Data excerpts
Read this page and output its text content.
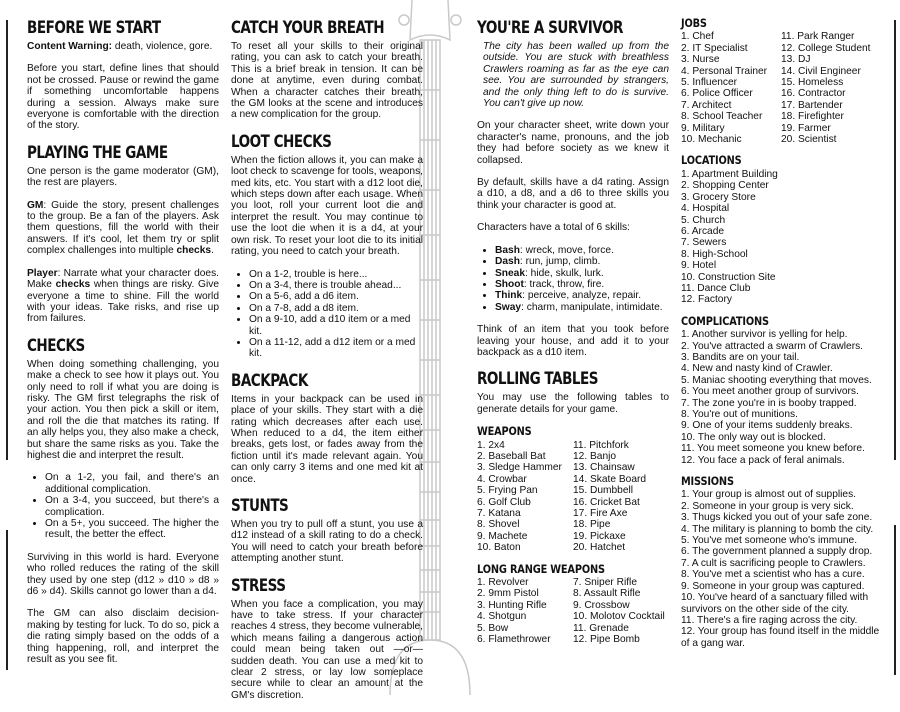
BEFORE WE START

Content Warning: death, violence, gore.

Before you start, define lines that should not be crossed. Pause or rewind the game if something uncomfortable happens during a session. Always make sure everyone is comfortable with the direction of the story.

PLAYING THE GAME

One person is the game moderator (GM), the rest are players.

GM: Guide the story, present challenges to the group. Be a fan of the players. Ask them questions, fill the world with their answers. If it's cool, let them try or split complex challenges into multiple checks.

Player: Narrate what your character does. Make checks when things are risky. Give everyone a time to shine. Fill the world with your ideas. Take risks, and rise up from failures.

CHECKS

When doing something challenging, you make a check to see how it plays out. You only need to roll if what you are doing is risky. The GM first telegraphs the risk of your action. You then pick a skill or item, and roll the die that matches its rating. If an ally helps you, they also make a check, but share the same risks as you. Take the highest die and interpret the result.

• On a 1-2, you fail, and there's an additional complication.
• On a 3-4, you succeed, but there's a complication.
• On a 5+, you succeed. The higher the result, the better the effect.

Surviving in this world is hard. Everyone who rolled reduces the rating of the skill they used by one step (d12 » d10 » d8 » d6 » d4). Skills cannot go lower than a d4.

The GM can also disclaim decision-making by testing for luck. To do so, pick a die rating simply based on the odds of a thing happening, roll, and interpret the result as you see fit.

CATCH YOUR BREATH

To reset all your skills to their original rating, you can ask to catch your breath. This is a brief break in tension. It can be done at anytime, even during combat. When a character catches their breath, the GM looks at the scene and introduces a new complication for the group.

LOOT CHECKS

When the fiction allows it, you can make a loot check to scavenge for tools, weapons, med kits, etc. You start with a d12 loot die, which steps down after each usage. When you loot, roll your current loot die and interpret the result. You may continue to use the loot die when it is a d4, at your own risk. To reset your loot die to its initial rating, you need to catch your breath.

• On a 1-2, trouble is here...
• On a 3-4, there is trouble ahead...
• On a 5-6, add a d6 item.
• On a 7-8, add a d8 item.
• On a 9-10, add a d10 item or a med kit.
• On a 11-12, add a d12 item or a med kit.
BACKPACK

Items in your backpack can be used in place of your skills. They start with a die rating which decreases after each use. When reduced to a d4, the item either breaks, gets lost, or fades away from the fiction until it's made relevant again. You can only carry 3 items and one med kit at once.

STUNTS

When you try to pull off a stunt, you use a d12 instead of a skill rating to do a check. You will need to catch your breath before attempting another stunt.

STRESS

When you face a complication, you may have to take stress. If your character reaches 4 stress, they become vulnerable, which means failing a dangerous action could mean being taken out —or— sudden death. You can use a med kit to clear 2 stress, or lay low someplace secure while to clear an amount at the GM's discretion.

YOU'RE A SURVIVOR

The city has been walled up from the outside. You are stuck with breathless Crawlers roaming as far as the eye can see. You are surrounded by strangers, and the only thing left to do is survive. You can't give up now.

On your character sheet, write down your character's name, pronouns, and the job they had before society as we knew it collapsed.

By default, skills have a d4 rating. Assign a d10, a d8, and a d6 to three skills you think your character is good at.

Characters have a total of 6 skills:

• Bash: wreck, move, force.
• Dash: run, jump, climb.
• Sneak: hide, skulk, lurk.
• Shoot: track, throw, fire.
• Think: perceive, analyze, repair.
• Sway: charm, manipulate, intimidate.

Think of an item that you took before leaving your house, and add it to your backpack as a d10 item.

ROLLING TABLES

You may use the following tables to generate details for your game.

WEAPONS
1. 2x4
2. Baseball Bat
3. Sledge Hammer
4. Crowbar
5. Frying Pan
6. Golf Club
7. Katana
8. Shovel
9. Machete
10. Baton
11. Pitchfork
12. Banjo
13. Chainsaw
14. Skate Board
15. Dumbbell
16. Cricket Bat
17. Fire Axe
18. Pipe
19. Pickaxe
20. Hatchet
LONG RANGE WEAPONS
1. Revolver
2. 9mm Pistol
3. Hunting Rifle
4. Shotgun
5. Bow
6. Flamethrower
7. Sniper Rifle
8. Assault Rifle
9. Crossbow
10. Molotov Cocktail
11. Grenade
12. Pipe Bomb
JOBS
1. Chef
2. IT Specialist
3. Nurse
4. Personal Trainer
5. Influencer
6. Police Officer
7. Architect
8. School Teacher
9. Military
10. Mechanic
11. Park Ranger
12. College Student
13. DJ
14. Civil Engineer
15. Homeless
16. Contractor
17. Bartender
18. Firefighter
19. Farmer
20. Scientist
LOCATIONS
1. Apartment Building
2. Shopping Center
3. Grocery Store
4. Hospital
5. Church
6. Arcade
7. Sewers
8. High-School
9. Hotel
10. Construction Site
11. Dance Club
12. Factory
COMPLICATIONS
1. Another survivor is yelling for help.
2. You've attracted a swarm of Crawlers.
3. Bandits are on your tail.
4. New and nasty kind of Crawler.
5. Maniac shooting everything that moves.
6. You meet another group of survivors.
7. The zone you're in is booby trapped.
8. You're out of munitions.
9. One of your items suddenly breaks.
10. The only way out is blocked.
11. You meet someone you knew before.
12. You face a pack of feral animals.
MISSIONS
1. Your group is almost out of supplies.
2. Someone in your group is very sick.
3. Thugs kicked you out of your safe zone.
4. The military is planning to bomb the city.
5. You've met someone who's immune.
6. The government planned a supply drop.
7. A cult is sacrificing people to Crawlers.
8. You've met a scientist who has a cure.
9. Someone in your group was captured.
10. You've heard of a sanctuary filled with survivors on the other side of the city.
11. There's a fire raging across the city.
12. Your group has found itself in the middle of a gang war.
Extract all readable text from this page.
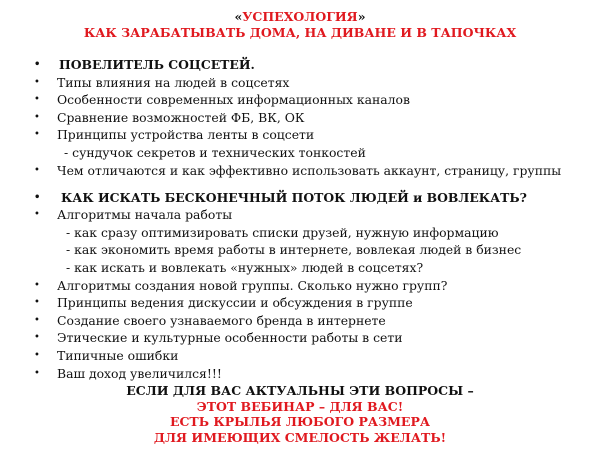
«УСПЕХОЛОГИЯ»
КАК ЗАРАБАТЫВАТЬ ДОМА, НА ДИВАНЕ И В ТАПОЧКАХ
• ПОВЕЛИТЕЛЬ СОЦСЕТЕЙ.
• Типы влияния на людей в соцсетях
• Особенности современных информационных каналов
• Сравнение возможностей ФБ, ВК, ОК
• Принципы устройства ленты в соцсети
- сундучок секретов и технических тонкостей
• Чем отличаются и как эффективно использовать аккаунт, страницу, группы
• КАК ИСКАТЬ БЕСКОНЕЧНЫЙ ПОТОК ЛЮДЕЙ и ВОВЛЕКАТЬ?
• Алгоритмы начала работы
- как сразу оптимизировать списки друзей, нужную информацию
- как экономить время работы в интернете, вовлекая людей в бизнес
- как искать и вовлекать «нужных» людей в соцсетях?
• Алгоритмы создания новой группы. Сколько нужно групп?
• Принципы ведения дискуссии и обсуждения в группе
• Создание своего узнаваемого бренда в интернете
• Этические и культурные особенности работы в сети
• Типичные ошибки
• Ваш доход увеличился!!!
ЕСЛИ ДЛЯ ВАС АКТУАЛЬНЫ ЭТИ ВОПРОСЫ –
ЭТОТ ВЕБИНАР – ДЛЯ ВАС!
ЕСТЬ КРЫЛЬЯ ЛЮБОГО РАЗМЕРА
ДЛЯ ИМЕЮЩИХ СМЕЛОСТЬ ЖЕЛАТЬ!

==

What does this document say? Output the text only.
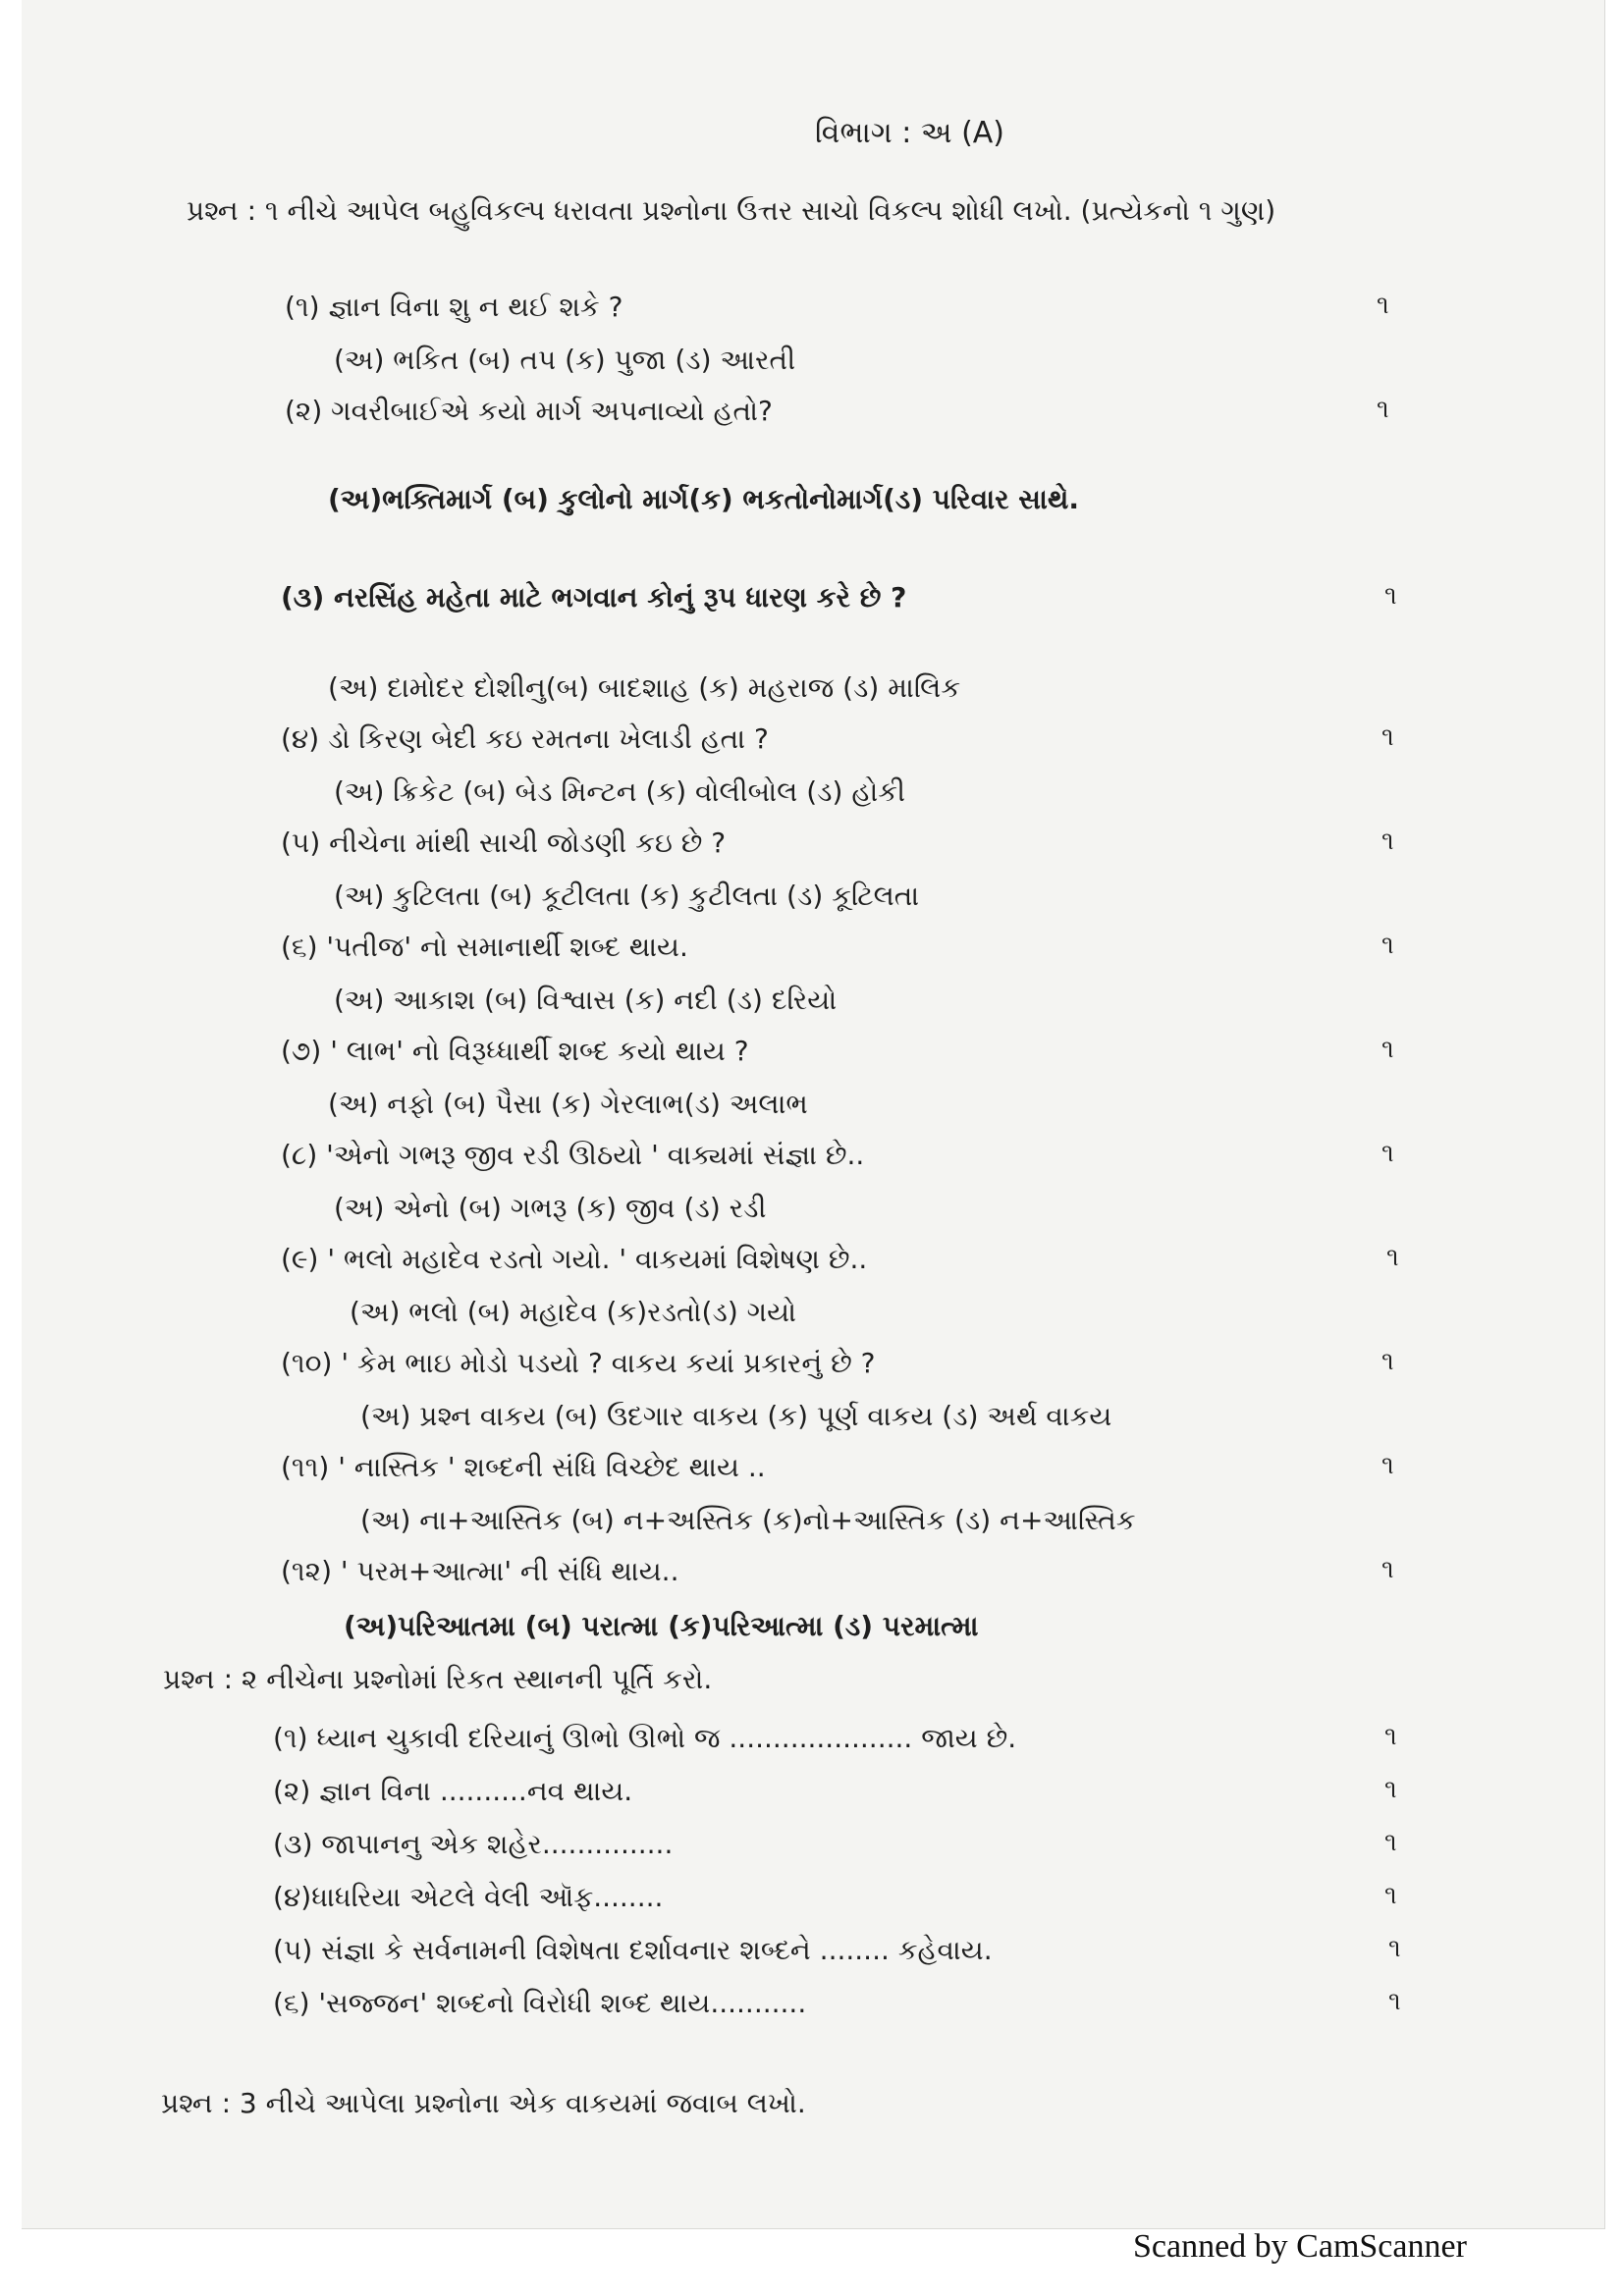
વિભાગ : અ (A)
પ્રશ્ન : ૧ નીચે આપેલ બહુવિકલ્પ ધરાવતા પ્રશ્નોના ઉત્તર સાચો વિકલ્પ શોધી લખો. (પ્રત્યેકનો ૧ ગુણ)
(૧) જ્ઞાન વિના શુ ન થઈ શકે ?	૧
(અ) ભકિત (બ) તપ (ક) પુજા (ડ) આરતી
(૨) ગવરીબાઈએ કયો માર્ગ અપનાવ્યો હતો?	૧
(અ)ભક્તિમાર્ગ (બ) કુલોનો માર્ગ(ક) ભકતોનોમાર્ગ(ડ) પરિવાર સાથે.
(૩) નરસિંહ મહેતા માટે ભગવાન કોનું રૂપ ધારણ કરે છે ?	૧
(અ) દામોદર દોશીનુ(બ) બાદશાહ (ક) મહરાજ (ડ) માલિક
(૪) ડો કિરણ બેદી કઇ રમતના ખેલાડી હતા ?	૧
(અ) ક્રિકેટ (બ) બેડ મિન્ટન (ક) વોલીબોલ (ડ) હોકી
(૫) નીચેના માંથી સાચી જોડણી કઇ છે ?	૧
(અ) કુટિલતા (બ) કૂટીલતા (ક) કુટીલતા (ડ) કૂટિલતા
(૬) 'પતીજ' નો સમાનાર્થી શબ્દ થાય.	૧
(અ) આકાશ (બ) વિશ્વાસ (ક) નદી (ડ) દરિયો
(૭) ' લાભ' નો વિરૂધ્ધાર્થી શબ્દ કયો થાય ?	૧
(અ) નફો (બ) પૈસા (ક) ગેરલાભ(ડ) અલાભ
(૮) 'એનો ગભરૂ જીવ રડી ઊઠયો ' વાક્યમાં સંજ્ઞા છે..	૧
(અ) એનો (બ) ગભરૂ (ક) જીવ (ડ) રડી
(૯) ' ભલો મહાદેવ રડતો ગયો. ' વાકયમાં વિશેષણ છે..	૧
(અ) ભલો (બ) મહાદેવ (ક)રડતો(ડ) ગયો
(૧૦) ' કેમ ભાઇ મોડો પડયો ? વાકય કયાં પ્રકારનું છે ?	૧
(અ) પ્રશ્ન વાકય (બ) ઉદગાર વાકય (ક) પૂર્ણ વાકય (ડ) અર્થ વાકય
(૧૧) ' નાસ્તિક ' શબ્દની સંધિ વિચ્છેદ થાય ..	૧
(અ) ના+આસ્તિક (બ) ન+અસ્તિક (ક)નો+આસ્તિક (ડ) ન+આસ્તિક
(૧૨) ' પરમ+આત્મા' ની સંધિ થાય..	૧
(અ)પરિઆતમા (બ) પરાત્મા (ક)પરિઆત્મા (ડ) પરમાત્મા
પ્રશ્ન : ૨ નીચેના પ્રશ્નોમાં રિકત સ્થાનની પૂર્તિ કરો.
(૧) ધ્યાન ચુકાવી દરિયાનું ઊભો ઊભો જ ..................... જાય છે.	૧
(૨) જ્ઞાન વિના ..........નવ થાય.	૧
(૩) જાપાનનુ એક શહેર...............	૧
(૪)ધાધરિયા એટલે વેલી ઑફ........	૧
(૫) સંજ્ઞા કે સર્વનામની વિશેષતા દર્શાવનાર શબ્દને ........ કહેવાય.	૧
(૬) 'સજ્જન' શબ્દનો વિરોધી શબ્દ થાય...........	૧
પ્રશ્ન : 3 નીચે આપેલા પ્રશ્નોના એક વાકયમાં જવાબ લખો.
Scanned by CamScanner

Problem details – Count the lines in the entries above that include the string "breaks", then give only that figure.

Complete answer – 2